══ MATERIAL FOR THE TASK

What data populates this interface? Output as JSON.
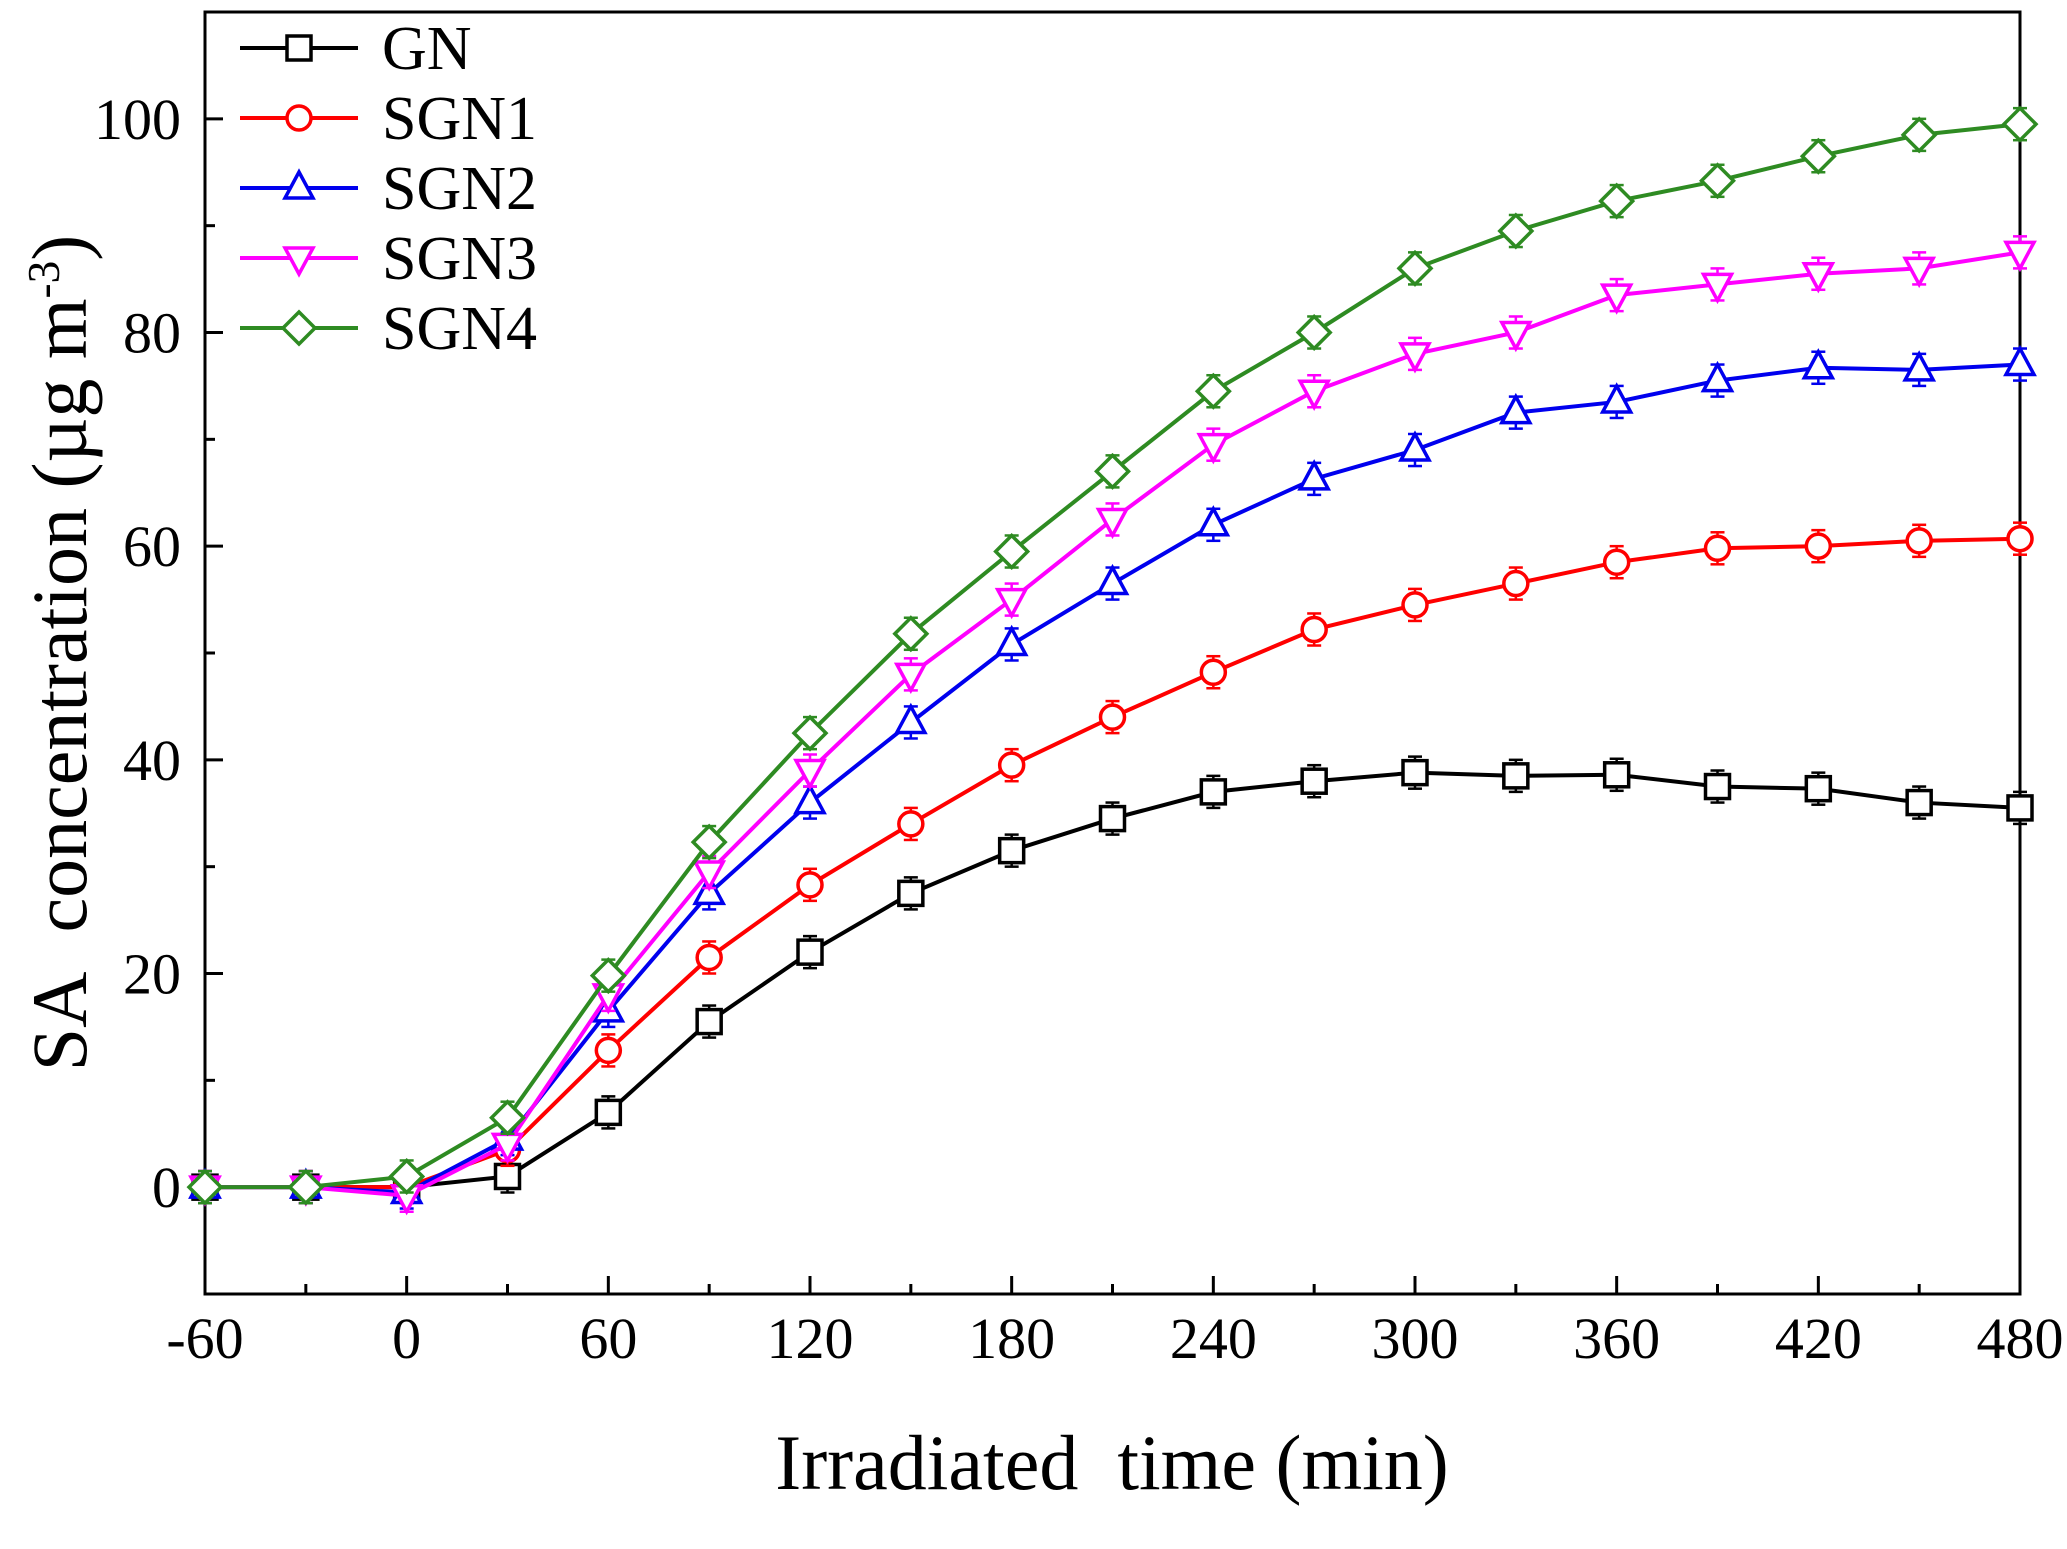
{
  "chart_data": {
    "type": "line",
    "title": "",
    "xlabel": "Irradiated  time (min)",
    "ylabel_main": "SA  concentration (µg m",
    "ylabel_sup": "-3",
    "ylabel_close": ")",
    "xlim": [
      -60,
      480
    ],
    "ylim": [
      -10,
      110
    ],
    "xticks": [
      -60,
      0,
      60,
      120,
      180,
      240,
      300,
      360,
      420,
      480
    ],
    "yticks": [
      0,
      20,
      40,
      60,
      80,
      100
    ],
    "x_minor_step": 30,
    "y_minor_step": 10,
    "grid": false,
    "legend_position": "top-left",
    "error_bar": 1.5,
    "x": [
      -60,
      -30,
      0,
      30,
      60,
      90,
      120,
      150,
      180,
      210,
      240,
      270,
      300,
      330,
      360,
      390,
      420,
      450,
      480
    ],
    "series": [
      {
        "name": "GN",
        "color": "#000000",
        "marker": "square",
        "values": [
          0,
          0,
          0,
          1.0,
          7.0,
          15.5,
          22.0,
          27.5,
          31.5,
          34.5,
          37.0,
          38.0,
          38.8,
          38.5,
          38.6,
          37.5,
          37.3,
          36.0,
          35.5
        ]
      },
      {
        "name": "SGN1",
        "color": "#ff0000",
        "marker": "circle",
        "values": [
          0,
          0,
          0,
          3.5,
          12.8,
          21.5,
          28.3,
          34.0,
          39.5,
          44.0,
          48.2,
          52.2,
          54.5,
          56.5,
          58.5,
          59.8,
          60.0,
          60.5,
          60.7
        ]
      },
      {
        "name": "SGN2",
        "color": "#0000ee",
        "marker": "triangle-up",
        "values": [
          0,
          0,
          -0.5,
          4.5,
          16.5,
          27.5,
          36.0,
          43.5,
          50.8,
          56.5,
          62.0,
          66.3,
          69.0,
          72.5,
          73.5,
          75.5,
          76.7,
          76.5,
          77.0
        ]
      },
      {
        "name": "SGN3",
        "color": "#ff00ff",
        "marker": "triangle-down",
        "values": [
          0,
          0,
          -0.8,
          4.0,
          18.0,
          29.5,
          39.0,
          48.0,
          55.0,
          62.5,
          69.5,
          74.5,
          78.0,
          80.0,
          83.5,
          84.5,
          85.5,
          86.0,
          87.5
        ]
      },
      {
        "name": "SGN4",
        "color": "#2e8b22",
        "marker": "diamond",
        "values": [
          0,
          0,
          1.0,
          6.5,
          19.8,
          32.3,
          42.5,
          51.8,
          59.5,
          67.0,
          74.5,
          80.0,
          86.0,
          89.5,
          92.3,
          94.2,
          96.5,
          98.5,
          99.5
        ]
      }
    ]
  }
}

════

Repeat the data in full and exactly. Omit pictures.

What data populates this interface? Output as JSON.
{
  "chart_data": {
    "type": "line",
    "title": "",
    "xlabel": "Irradiated  time (min)",
    "ylabel_main": "SA  concentration (µg m",
    "ylabel_sup": "-3",
    "ylabel_close": ")",
    "xlim": [
      -60,
      480
    ],
    "ylim": [
      -10,
      110
    ],
    "xticks": [
      -60,
      0,
      60,
      120,
      180,
      240,
      300,
      360,
      420,
      480
    ],
    "yticks": [
      0,
      20,
      40,
      60,
      80,
      100
    ],
    "x_minor_step": 30,
    "y_minor_step": 10,
    "grid": false,
    "legend_position": "top-left",
    "error_bar": 1.5,
    "x": [
      -60,
      -30,
      0,
      30,
      60,
      90,
      120,
      150,
      180,
      210,
      240,
      270,
      300,
      330,
      360,
      390,
      420,
      450,
      480
    ],
    "series": [
      {
        "name": "GN",
        "color": "#000000",
        "marker": "square",
        "values": [
          0,
          0,
          0,
          1.0,
          7.0,
          15.5,
          22.0,
          27.5,
          31.5,
          34.5,
          37.0,
          38.0,
          38.8,
          38.5,
          38.6,
          37.5,
          37.3,
          36.0,
          35.5
        ]
      },
      {
        "name": "SGN1",
        "color": "#ff0000",
        "marker": "circle",
        "values": [
          0,
          0,
          0,
          3.5,
          12.8,
          21.5,
          28.3,
          34.0,
          39.5,
          44.0,
          48.2,
          52.2,
          54.5,
          56.5,
          58.5,
          59.8,
          60.0,
          60.5,
          60.7
        ]
      },
      {
        "name": "SGN2",
        "color": "#0000ee",
        "marker": "triangle-up",
        "values": [
          0,
          0,
          -0.5,
          4.5,
          16.5,
          27.5,
          36.0,
          43.5,
          50.8,
          56.5,
          62.0,
          66.3,
          69.0,
          72.5,
          73.5,
          75.5,
          76.7,
          76.5,
          77.0
        ]
      },
      {
        "name": "SGN3",
        "color": "#ff00ff",
        "marker": "triangle-down",
        "values": [
          0,
          0,
          -0.8,
          4.0,
          18.0,
          29.5,
          39.0,
          48.0,
          55.0,
          62.5,
          69.5,
          74.5,
          78.0,
          80.0,
          83.5,
          84.5,
          85.5,
          86.0,
          87.5
        ]
      },
      {
        "name": "SGN4",
        "color": "#2e8b22",
        "marker": "diamond",
        "values": [
          0,
          0,
          1.0,
          6.5,
          19.8,
          32.3,
          42.5,
          51.8,
          59.5,
          67.0,
          74.5,
          80.0,
          86.0,
          89.5,
          92.3,
          94.2,
          96.5,
          98.5,
          99.5
        ]
      }
    ]
  }
}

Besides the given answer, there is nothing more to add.